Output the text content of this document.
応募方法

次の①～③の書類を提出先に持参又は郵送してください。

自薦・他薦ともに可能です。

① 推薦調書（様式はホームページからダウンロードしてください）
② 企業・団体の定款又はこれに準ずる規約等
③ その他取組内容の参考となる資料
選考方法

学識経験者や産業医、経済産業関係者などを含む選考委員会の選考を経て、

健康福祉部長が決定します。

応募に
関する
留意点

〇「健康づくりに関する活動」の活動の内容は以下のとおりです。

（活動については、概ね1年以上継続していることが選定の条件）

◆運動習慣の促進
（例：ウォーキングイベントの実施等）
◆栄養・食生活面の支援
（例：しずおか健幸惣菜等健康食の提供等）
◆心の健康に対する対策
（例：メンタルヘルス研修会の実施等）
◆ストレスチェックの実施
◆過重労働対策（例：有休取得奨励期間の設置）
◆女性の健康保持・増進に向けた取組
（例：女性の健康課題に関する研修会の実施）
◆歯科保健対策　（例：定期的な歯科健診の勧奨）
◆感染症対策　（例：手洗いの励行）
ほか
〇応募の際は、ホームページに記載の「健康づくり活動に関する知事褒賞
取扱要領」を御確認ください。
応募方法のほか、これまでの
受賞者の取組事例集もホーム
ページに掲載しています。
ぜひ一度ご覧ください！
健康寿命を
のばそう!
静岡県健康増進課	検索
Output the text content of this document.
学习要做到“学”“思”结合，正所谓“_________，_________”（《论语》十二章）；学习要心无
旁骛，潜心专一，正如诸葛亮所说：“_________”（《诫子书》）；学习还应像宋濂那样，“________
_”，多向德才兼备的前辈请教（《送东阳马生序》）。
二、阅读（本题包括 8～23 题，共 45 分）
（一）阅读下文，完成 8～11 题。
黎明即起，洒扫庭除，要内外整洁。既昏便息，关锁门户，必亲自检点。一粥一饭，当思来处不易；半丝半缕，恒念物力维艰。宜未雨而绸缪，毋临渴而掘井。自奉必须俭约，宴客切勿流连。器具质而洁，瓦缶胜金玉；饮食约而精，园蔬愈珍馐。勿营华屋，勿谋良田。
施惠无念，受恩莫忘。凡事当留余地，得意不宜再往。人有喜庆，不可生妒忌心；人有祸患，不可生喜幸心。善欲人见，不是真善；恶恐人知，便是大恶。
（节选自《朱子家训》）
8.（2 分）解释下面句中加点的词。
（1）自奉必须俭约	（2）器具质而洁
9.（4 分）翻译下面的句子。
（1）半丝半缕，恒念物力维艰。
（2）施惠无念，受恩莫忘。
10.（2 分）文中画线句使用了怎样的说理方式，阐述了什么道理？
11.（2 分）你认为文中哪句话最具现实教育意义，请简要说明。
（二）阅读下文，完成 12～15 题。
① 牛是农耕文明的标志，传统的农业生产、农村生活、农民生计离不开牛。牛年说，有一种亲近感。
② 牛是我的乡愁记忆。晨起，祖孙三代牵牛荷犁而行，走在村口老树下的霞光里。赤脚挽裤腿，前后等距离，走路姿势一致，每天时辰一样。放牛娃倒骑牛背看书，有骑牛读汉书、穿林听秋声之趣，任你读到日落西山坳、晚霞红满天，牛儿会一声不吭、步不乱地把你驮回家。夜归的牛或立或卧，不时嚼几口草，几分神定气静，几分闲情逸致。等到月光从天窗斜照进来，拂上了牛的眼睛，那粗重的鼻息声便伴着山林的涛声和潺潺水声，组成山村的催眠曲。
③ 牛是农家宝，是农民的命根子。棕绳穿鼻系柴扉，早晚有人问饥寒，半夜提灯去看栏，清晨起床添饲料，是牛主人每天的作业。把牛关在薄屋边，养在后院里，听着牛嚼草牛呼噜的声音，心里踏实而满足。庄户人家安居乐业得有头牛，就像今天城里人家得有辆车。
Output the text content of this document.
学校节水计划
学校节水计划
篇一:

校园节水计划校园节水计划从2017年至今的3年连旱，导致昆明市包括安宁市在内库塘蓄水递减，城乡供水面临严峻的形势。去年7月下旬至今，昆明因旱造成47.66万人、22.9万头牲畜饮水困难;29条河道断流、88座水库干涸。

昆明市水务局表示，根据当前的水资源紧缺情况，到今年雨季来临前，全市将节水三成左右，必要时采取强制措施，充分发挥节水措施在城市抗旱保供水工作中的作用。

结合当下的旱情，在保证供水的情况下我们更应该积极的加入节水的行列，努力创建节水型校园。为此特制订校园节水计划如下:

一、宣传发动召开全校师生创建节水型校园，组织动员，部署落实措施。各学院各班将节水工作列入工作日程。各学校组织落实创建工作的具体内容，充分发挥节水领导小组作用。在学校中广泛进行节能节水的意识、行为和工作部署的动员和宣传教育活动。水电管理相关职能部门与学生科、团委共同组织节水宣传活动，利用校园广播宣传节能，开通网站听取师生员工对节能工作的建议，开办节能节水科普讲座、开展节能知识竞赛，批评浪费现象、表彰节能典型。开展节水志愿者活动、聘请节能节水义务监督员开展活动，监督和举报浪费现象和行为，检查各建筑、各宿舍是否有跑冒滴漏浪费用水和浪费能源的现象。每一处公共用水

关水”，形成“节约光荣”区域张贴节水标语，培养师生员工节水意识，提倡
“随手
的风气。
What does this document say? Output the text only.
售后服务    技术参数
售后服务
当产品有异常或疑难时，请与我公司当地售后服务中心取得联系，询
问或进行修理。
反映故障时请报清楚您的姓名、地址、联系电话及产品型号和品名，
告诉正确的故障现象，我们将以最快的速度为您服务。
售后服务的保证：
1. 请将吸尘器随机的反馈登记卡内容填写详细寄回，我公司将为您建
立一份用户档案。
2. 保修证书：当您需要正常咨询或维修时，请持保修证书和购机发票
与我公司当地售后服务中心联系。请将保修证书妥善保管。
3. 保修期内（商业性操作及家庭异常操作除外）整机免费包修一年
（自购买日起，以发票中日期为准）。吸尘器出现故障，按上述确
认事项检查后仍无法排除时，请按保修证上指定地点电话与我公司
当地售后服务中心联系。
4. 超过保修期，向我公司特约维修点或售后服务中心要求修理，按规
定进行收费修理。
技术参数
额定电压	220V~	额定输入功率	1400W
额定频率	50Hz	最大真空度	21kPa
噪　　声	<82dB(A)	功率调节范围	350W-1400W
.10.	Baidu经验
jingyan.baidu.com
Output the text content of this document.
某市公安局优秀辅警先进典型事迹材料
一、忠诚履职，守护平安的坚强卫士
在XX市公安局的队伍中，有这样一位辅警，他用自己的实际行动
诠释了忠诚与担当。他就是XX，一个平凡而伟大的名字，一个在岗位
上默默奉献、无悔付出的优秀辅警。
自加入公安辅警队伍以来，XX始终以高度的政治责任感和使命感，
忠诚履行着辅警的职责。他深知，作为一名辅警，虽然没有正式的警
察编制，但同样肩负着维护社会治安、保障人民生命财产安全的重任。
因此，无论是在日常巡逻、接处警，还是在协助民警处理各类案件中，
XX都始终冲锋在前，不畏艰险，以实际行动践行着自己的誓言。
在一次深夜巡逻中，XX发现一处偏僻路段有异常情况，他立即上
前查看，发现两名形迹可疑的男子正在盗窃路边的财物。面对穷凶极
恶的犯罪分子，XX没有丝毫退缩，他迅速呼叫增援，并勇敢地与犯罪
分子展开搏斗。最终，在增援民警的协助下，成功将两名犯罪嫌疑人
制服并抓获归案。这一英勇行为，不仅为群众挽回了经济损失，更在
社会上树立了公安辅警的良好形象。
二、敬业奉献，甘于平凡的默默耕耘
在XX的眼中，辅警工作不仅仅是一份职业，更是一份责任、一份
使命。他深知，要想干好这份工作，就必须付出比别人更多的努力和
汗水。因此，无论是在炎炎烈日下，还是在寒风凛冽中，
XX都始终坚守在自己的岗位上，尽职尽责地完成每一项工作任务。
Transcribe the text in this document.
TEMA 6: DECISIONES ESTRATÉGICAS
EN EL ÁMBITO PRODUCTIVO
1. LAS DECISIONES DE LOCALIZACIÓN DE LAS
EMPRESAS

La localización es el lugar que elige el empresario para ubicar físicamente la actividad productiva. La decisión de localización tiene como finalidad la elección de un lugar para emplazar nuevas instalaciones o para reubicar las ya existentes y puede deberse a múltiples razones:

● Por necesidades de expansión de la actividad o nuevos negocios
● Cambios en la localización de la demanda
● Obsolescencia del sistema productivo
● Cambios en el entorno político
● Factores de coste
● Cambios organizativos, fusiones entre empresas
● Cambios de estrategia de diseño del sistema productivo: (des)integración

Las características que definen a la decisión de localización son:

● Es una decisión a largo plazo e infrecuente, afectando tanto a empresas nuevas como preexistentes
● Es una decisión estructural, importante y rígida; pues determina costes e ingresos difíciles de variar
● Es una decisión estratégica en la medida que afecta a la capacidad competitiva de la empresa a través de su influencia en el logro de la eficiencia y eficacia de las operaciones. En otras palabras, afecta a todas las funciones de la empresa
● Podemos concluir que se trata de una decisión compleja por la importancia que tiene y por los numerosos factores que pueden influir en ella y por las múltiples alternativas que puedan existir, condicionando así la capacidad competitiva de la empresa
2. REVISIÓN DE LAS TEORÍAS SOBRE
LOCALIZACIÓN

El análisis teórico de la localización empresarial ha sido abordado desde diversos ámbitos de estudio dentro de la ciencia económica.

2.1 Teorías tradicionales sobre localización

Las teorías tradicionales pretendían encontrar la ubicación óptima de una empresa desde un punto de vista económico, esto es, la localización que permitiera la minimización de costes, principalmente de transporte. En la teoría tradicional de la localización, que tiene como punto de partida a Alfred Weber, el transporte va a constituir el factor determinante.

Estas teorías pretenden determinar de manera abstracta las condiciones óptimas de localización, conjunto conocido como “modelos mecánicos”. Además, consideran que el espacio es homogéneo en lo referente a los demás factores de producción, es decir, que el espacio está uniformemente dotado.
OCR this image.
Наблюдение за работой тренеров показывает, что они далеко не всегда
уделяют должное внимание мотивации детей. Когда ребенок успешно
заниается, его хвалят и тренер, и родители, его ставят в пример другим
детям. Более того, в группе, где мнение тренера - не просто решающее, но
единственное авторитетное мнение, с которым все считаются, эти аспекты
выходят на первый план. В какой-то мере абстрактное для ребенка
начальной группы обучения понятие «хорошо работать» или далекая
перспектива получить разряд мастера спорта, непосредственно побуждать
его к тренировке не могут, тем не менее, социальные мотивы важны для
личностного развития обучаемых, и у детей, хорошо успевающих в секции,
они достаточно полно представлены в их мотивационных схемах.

—————

* [What the exercise asks] Pull every line containing "施惠无念" from the data.

* [Response]
施惠无念，受恩莫忘。凡事当留余地，得意不宜再往。人有喜庆，不可生妒忌心；人有祸患，不可生喜幸心。善欲人见，不是真善；恶恐人知，便是大恶。
（2）施惠无念，受恩莫忘。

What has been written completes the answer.